→ INSTRUCTION:
Filter the entries, keeping every line with the word "УКПГ".

########################################

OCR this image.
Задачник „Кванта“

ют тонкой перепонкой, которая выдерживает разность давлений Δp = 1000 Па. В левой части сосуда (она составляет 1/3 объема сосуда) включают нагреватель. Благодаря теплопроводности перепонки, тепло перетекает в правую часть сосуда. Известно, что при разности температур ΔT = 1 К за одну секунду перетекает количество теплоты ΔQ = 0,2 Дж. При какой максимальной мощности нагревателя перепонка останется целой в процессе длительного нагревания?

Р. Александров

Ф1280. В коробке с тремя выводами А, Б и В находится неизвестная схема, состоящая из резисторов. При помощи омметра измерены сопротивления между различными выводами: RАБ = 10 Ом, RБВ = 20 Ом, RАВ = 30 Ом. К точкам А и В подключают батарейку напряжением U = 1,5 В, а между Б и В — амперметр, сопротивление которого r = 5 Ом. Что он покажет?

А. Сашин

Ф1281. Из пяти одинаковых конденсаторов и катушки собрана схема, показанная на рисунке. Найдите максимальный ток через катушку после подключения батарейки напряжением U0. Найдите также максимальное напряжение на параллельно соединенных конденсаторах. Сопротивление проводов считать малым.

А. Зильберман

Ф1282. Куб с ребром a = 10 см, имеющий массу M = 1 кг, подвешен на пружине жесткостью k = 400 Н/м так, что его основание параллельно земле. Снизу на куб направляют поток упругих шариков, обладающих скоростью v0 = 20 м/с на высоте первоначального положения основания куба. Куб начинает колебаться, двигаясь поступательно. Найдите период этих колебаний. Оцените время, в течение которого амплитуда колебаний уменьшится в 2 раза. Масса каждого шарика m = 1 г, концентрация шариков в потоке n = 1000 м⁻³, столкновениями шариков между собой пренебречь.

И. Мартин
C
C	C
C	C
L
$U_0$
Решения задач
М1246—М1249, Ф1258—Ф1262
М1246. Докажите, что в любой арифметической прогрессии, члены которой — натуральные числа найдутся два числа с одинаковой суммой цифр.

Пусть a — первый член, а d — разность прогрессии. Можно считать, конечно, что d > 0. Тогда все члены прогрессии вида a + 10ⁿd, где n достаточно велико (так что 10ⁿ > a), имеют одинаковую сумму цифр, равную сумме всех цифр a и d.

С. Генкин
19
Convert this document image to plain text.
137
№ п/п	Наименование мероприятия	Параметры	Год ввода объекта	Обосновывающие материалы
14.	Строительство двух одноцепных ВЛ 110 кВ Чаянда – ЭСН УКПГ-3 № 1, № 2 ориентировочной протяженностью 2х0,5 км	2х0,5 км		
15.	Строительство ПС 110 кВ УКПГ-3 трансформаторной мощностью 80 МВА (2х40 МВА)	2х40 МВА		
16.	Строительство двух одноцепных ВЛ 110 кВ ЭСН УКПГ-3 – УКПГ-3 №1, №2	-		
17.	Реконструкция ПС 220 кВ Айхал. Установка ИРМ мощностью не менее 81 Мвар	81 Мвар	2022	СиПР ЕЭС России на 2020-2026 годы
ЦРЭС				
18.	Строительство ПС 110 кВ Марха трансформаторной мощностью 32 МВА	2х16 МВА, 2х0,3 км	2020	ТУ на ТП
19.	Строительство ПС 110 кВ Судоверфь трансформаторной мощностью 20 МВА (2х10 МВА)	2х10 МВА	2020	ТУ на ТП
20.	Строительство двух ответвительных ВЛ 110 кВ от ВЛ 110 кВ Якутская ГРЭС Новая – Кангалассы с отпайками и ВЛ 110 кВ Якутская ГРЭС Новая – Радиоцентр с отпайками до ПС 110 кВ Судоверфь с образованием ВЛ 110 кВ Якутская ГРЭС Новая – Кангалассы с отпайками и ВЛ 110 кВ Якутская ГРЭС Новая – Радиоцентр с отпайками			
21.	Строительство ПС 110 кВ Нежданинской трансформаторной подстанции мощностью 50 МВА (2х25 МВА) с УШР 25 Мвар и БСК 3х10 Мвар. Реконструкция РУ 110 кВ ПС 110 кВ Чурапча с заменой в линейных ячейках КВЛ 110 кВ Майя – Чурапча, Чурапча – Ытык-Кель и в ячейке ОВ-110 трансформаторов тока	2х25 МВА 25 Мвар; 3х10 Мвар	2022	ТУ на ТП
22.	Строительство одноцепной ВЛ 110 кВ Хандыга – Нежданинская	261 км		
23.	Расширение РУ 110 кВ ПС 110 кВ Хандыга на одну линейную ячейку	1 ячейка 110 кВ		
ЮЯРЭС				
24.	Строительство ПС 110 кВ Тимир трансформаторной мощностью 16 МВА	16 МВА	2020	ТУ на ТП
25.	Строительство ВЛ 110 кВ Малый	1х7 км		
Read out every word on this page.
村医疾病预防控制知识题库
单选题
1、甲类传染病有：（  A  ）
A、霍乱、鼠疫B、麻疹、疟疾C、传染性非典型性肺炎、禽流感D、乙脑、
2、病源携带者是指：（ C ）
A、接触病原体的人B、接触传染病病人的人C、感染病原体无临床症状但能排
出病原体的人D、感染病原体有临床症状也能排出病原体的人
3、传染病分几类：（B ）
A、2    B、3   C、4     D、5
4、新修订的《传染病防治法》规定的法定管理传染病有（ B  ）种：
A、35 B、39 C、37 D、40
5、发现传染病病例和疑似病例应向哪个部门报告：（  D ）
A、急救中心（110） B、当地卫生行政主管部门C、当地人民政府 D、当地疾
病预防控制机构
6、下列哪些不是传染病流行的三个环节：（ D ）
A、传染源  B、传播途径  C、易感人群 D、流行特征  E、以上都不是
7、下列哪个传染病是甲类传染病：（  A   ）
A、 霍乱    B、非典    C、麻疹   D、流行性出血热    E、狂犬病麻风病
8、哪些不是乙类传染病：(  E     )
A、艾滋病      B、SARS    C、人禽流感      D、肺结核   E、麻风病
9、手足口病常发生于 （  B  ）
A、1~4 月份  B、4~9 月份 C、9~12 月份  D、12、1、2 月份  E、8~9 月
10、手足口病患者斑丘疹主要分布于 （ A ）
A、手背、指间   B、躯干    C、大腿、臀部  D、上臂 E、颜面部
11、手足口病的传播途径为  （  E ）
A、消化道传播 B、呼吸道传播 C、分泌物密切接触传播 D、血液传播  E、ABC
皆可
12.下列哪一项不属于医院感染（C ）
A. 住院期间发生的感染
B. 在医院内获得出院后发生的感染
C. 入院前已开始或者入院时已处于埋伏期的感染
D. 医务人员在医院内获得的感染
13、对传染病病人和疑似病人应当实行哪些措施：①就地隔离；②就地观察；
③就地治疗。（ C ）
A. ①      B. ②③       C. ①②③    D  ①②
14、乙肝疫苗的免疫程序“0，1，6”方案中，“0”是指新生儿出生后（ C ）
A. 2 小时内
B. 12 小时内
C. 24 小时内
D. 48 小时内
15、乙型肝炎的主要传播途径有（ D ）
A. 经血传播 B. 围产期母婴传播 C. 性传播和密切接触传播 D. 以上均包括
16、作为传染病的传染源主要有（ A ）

########################################

→ WORKED SOLUTION:
14.	Строительство двух одноцепных ВЛ 110 кВ Чаянда – ЭСН УКПГ-3 № 1, № 2 ориентировочной протяженностью 2х0,5 км	2х0,5 км		
15.	Строительство ПС 110 кВ УКПГ-3 трансформаторной мощностью 80 МВА (2х40 МВА)	2х40 МВА		
16.	Строительство двух одноцепных ВЛ 110 кВ ЭСН УКПГ-3 – УКПГ-3 №1, №2	-		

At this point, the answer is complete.